— THE RECORDS —
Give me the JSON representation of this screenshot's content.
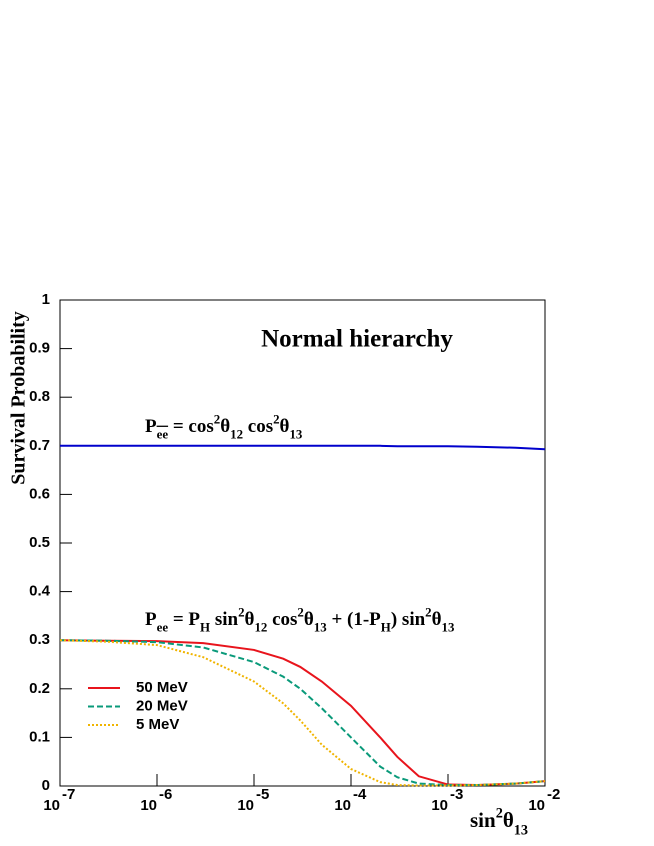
{
  "chart_data": {
    "type": "line",
    "title": "Normal hierarchy",
    "y_label": "Survival Probability",
    "x_label": [
      {
        "text": "sin",
        "pos": "base"
      },
      {
        "text": "2",
        "pos": "sup"
      },
      {
        "text": "θ",
        "pos": "base"
      },
      {
        "text": "13",
        "pos": "sub"
      }
    ],
    "annotations": [
      {
        "parts": [
          {
            "text": "P",
            "pos": "base"
          },
          {
            "text": "ee",
            "pos": "sub",
            "overline": true
          },
          {
            "text": " = cos",
            "pos": "base"
          },
          {
            "text": "2",
            "pos": "sup"
          },
          {
            "text": "θ",
            "pos": "base"
          },
          {
            "text": "12",
            "pos": "sub"
          },
          {
            "text": " cos",
            "pos": "base"
          },
          {
            "text": "2",
            "pos": "sup"
          },
          {
            "text": "θ",
            "pos": "base"
          },
          {
            "text": "13",
            "pos": "sub"
          }
        ]
      },
      {
        "parts": [
          {
            "text": "P",
            "pos": "base"
          },
          {
            "text": "ee",
            "pos": "sub"
          },
          {
            "text": " = P",
            "pos": "base"
          },
          {
            "text": "H",
            "pos": "sub"
          },
          {
            "text": " sin",
            "pos": "base"
          },
          {
            "text": "2",
            "pos": "sup"
          },
          {
            "text": "θ",
            "pos": "base"
          },
          {
            "text": "12",
            "pos": "sub"
          },
          {
            "text": " cos",
            "pos": "base"
          },
          {
            "text": "2",
            "pos": "sup"
          },
          {
            "text": "θ",
            "pos": "base"
          },
          {
            "text": "13",
            "pos": "sub"
          },
          {
            "text": " + (1-P",
            "pos": "base"
          },
          {
            "text": "H",
            "pos": "sub"
          },
          {
            "text": ") sin",
            "pos": "base"
          },
          {
            "text": "2",
            "pos": "sup"
          },
          {
            "text": "θ",
            "pos": "base"
          },
          {
            "text": "13",
            "pos": "sub"
          }
        ]
      }
    ],
    "x": [
      1e-07,
      3e-07,
      1e-06,
      3e-06,
      1e-05,
      2e-05,
      3e-05,
      5e-05,
      0.0001,
      0.0002,
      0.0003,
      0.0005,
      0.001,
      0.002,
      0.005,
      0.01
    ],
    "series": [
      {
        "color": "#0000cc",
        "style": "solid",
        "values": [
          0.7,
          0.7,
          0.7,
          0.7,
          0.7,
          0.7,
          0.7,
          0.7,
          0.7,
          0.7,
          0.699,
          0.699,
          0.699,
          0.698,
          0.696,
          0.693
        ]
      },
      {
        "name": "50 MeV",
        "color": "#e8141c",
        "style": "solid",
        "values": [
          0.3,
          0.299,
          0.298,
          0.294,
          0.28,
          0.262,
          0.245,
          0.215,
          0.165,
          0.1,
          0.06,
          0.02,
          0.003,
          0.002,
          0.005,
          0.01
        ]
      },
      {
        "name": "20 MeV",
        "color": "#0a9a7a",
        "style": "dashed",
        "values": [
          0.3,
          0.299,
          0.296,
          0.285,
          0.255,
          0.225,
          0.2,
          0.16,
          0.1,
          0.04,
          0.018,
          0.005,
          0.002,
          0.002,
          0.005,
          0.01
        ]
      },
      {
        "name": "5 MeV",
        "color": "#f0b400",
        "style": "dotted",
        "values": [
          0.3,
          0.297,
          0.29,
          0.265,
          0.215,
          0.17,
          0.135,
          0.085,
          0.035,
          0.008,
          0.002,
          0.001,
          0.001,
          0.002,
          0.005,
          0.01
        ]
      }
    ],
    "x_log": true,
    "xlim": [
      1e-07,
      0.01
    ],
    "xticks": [
      {
        "value": 1e-07,
        "label": "10",
        "superscript": "-7"
      },
      {
        "value": 1e-06,
        "label": "10",
        "superscript": "-6"
      },
      {
        "value": 1e-05,
        "label": "10",
        "superscript": "-5"
      },
      {
        "value": 0.0001,
        "label": "10",
        "superscript": "-4"
      },
      {
        "value": 0.001,
        "label": "10",
        "superscript": "-3"
      },
      {
        "value": 0.01,
        "label": "10",
        "superscript": "-2"
      }
    ],
    "ylim": [
      0,
      1
    ],
    "yticks": [
      0,
      0.1,
      0.2,
      0.3,
      0.4,
      0.5,
      0.6,
      0.7,
      0.8,
      0.9,
      1
    ],
    "legend": "bottom-left"
  }
}
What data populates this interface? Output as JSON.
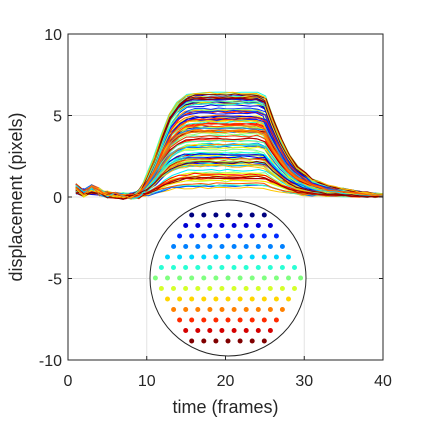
{
  "chart_data": {
    "type": "line",
    "title": "",
    "xlabel": "time (frames)",
    "ylabel": "displacement (pixels)",
    "xlim": [
      0,
      40
    ],
    "ylim": [
      -10,
      10
    ],
    "xticks": [
      0,
      10,
      20,
      30,
      40
    ],
    "yticks": [
      -10,
      -5,
      0,
      5,
      10
    ],
    "grid": true,
    "legend": "none",
    "num_series": 127,
    "series_colormap": "jet",
    "profile": {
      "x": [
        1,
        2,
        3,
        4,
        5,
        6,
        7,
        8,
        9,
        10,
        11,
        12,
        13,
        14,
        15,
        16,
        17,
        18,
        19,
        20,
        21,
        22,
        23,
        24,
        25,
        26,
        27,
        28,
        29,
        30,
        31,
        32,
        33,
        34,
        35,
        36,
        37,
        38,
        39,
        40
      ],
      "y": [
        0.5,
        0.25,
        0.45,
        0.3,
        0.15,
        0.1,
        0.05,
        0.05,
        0.15,
        0.6,
        1.2,
        1.95,
        2.6,
        2.95,
        3.15,
        3.2,
        3.22,
        3.22,
        3.22,
        3.22,
        3.22,
        3.22,
        3.22,
        3.22,
        3.1,
        2.4,
        1.8,
        1.3,
        0.95,
        0.75,
        0.55,
        0.45,
        0.35,
        0.3,
        0.25,
        0.2,
        0.16,
        0.13,
        0.1,
        0.08
      ]
    },
    "plateau_min": 0.5,
    "plateau_max": 6.4,
    "inset": {
      "type": "hexagonal-marker-grid",
      "rows": 13,
      "markers": 127,
      "colormap": "jet",
      "color_order": "top-blue-to-bottom-red"
    }
  }
}
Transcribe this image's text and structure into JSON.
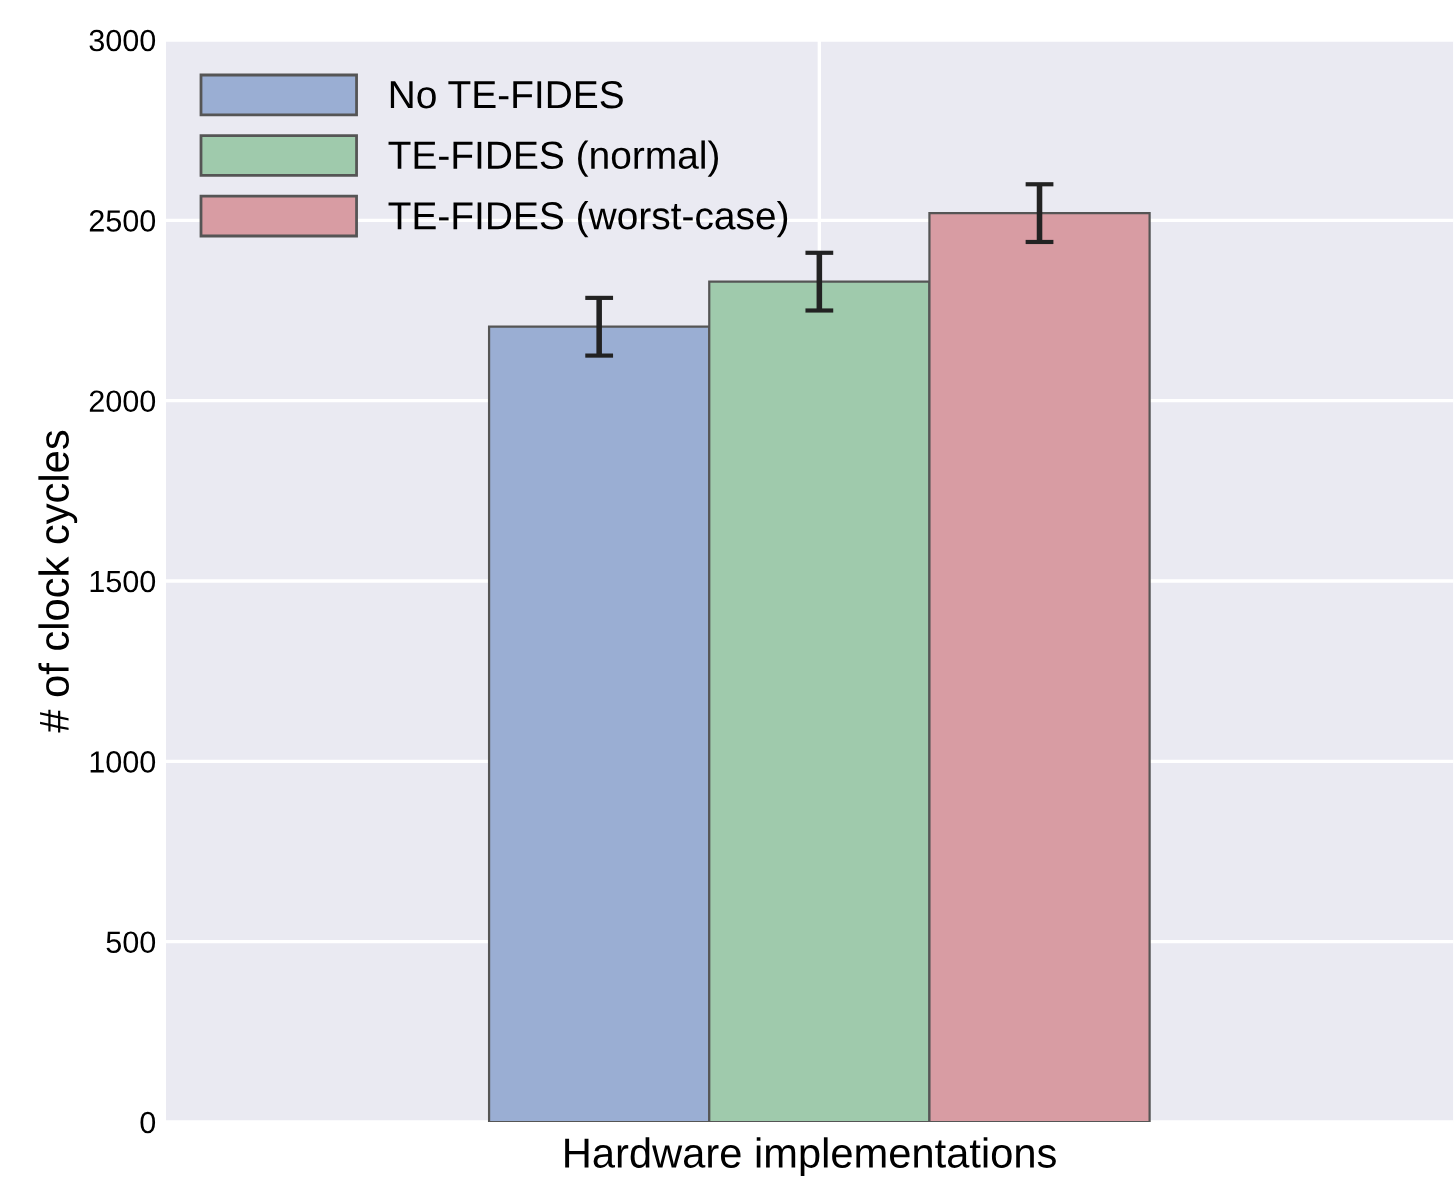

— REQUIRED WORK —
Exactly reproduce the entries above, minus the pictures.

— EXPECTED OUTPUT —
Give me the JSON representation of this screenshot's content.
{
  "chart_data": {
    "type": "line",
    "title": "Normal hierarchy",
    "y_label": "Survival Probability",
    "x_label": [
      {
        "text": "sin",
        "pos": "base"
      },
      {
        "text": "2",
        "pos": "sup"
      },
      {
        "text": "θ",
        "pos": "base"
      },
      {
        "text": "13",
        "pos": "sub"
      }
    ],
    "annotations": [
      {
        "parts": [
          {
            "text": "P",
            "pos": "base"
          },
          {
            "text": "ee",
            "pos": "sub",
            "overline": true
          },
          {
            "text": " = cos",
            "pos": "base"
          },
          {
            "text": "2",
            "pos": "sup"
          },
          {
            "text": "θ",
            "pos": "base"
          },
          {
            "text": "12",
            "pos": "sub"
          },
          {
            "text": " cos",
            "pos": "base"
          },
          {
            "text": "2",
            "pos": "sup"
          },
          {
            "text": "θ",
            "pos": "base"
          },
          {
            "text": "13",
            "pos": "sub"
          }
        ]
      },
      {
        "parts": [
          {
            "text": "P",
            "pos": "base"
          },
          {
            "text": "ee",
            "pos": "sub"
          },
          {
            "text": " = P",
            "pos": "base"
          },
          {
            "text": "H",
            "pos": "sub"
          },
          {
            "text": " sin",
            "pos": "base"
          },
          {
            "text": "2",
            "pos": "sup"
          },
          {
            "text": "θ",
            "pos": "base"
          },
          {
            "text": "12",
            "pos": "sub"
          },
          {
            "text": " cos",
            "pos": "base"
          },
          {
            "text": "2",
            "pos": "sup"
          },
          {
            "text": "θ",
            "pos": "base"
          },
          {
            "text": "13",
            "pos": "sub"
          },
          {
            "text": " + (1-P",
            "pos": "base"
          },
          {
            "text": "H",
            "pos": "sub"
          },
          {
            "text": ") sin",
            "pos": "base"
          },
          {
            "text": "2",
            "pos": "sup"
          },
          {
            "text": "θ",
            "pos": "base"
          },
          {
            "text": "13",
            "pos": "sub"
          }
        ]
      }
    ],
    "x": [
      1e-07,
      3e-07,
      1e-06,
      3e-06,
      1e-05,
      2e-05,
      3e-05,
      5e-05,
      0.0001,
      0.0002,
      0.0003,
      0.0005,
      0.001,
      0.002,
      0.005,
      0.01
    ],
    "series": [
      {
        "color": "#0000cc",
        "style": "solid",
        "values": [
          0.7,
          0.7,
          0.7,
          0.7,
          0.7,
          0.7,
          0.7,
          0.7,
          0.7,
          0.7,
          0.699,
          0.699,
          0.699,
          0.698,
          0.696,
          0.693
        ]
      },
      {
        "name": "50 MeV",
        "color": "#e8141c",
        "style": "solid",
        "values": [
          0.3,
          0.299,
          0.298,
          0.294,
          0.28,
          0.262,
          0.245,
          0.215,
          0.165,
          0.1,
          0.06,
          0.02,
          0.003,
          0.002,
          0.005,
          0.01
        ]
      },
      {
        "name": "20 MeV",
        "color": "#0a9a7a",
        "style": "dashed",
        "values": [
          0.3,
          0.299,
          0.296,
          0.285,
          0.255,
          0.225,
          0.2,
          0.16,
          0.1,
          0.04,
          0.018,
          0.005,
          0.002,
          0.002,
          0.005,
          0.01
        ]
      },
      {
        "name": "5 MeV",
        "color": "#f0b400",
        "style": "dotted",
        "values": [
          0.3,
          0.297,
          0.29,
          0.265,
          0.215,
          0.17,
          0.135,
          0.085,
          0.035,
          0.008,
          0.002,
          0.001,
          0.001,
          0.002,
          0.005,
          0.01
        ]
      }
    ],
    "x_log": true,
    "xlim": [
      1e-07,
      0.01
    ],
    "xticks": [
      {
        "value": 1e-07,
        "label": "10",
        "superscript": "-7"
      },
      {
        "value": 1e-06,
        "label": "10",
        "superscript": "-6"
      },
      {
        "value": 1e-05,
        "label": "10",
        "superscript": "-5"
      },
      {
        "value": 0.0001,
        "label": "10",
        "superscript": "-4"
      },
      {
        "value": 0.001,
        "label": "10",
        "superscript": "-3"
      },
      {
        "value": 0.01,
        "label": "10",
        "superscript": "-2"
      }
    ],
    "ylim": [
      0,
      1
    ],
    "yticks": [
      0,
      0.1,
      0.2,
      0.3,
      0.4,
      0.5,
      0.6,
      0.7,
      0.8,
      0.9,
      1
    ],
    "legend": "bottom-left"
  }
}
What data populates this interface? Output as JSON.
{
  "chart_data": {
    "type": "line",
    "title": "",
    "xlabel": "time (frames)",
    "ylabel": "displacement (pixels)",
    "xlim": [
      0,
      40
    ],
    "ylim": [
      -10,
      10
    ],
    "xticks": [
      0,
      10,
      20,
      30,
      40
    ],
    "yticks": [
      -10,
      -5,
      0,
      5,
      10
    ],
    "grid": true,
    "legend": "none",
    "num_series": 127,
    "series_colormap": "jet",
    "profile": {
      "x": [
        1,
        2,
        3,
        4,
        5,
        6,
        7,
        8,
        9,
        10,
        11,
        12,
        13,
        14,
        15,
        16,
        17,
        18,
        19,
        20,
        21,
        22,
        23,
        24,
        25,
        26,
        27,
        28,
        29,
        30,
        31,
        32,
        33,
        34,
        35,
        36,
        37,
        38,
        39,
        40
      ],
      "y": [
        0.5,
        0.25,
        0.45,
        0.3,
        0.15,
        0.1,
        0.05,
        0.05,
        0.15,
        0.6,
        1.2,
        1.95,
        2.6,
        2.95,
        3.15,
        3.2,
        3.22,
        3.22,
        3.22,
        3.22,
        3.22,
        3.22,
        3.22,
        3.22,
        3.1,
        2.4,
        1.8,
        1.3,
        0.95,
        0.75,
        0.55,
        0.45,
        0.35,
        0.3,
        0.25,
        0.2,
        0.16,
        0.13,
        0.1,
        0.08
      ]
    },
    "plateau_min": 0.5,
    "plateau_max": 6.4,
    "inset": {
      "type": "hexagonal-marker-grid",
      "rows": 13,
      "markers": 127,
      "colormap": "jet",
      "color_order": "top-blue-to-bottom-red"
    }
  }
}
Transcribe this image's text and structure into JSON.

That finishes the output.